══ Source data

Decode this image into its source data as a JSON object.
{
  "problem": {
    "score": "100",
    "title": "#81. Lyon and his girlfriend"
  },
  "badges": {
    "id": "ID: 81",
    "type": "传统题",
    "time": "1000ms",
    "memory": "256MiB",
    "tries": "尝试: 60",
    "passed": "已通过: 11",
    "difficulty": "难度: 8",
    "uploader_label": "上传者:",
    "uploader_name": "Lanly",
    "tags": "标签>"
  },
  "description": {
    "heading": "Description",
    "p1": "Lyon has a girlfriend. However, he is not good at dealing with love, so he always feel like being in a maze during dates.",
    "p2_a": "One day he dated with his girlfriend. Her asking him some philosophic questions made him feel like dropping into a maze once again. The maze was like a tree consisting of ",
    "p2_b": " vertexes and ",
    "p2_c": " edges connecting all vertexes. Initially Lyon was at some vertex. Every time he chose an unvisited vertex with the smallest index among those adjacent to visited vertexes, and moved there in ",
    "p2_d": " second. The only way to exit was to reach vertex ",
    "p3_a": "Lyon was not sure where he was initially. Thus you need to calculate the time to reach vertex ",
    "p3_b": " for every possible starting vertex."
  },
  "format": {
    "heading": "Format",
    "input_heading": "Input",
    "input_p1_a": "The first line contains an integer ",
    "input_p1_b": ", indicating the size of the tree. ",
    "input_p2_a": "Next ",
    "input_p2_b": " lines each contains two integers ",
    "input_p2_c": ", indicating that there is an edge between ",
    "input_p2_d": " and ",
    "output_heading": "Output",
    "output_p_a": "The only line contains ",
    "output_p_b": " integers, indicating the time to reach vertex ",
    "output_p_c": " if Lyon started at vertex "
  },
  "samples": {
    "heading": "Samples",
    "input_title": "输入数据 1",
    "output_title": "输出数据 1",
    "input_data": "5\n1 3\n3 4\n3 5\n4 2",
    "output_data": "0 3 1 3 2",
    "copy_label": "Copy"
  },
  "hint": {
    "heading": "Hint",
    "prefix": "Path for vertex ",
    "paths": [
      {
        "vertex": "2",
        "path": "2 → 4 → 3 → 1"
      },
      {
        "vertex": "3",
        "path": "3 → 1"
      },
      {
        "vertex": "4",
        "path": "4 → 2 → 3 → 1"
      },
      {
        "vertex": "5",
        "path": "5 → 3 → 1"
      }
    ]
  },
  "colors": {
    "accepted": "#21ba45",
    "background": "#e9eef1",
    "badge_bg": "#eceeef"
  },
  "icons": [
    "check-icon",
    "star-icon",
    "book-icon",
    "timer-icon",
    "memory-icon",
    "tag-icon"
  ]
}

════

▸ Problem to solve: Check each line above for the string "vertexes", then copy the ones that have it.

▸ Task output:
    "p2_b": " vertexes and ",
    "p2_c": " edges connecting all vertexes. Initially Lyon was at some vertex. Every time he chose an unvisited vertex with the smallest index among those adjacent to visited vertexes, and moved there in ",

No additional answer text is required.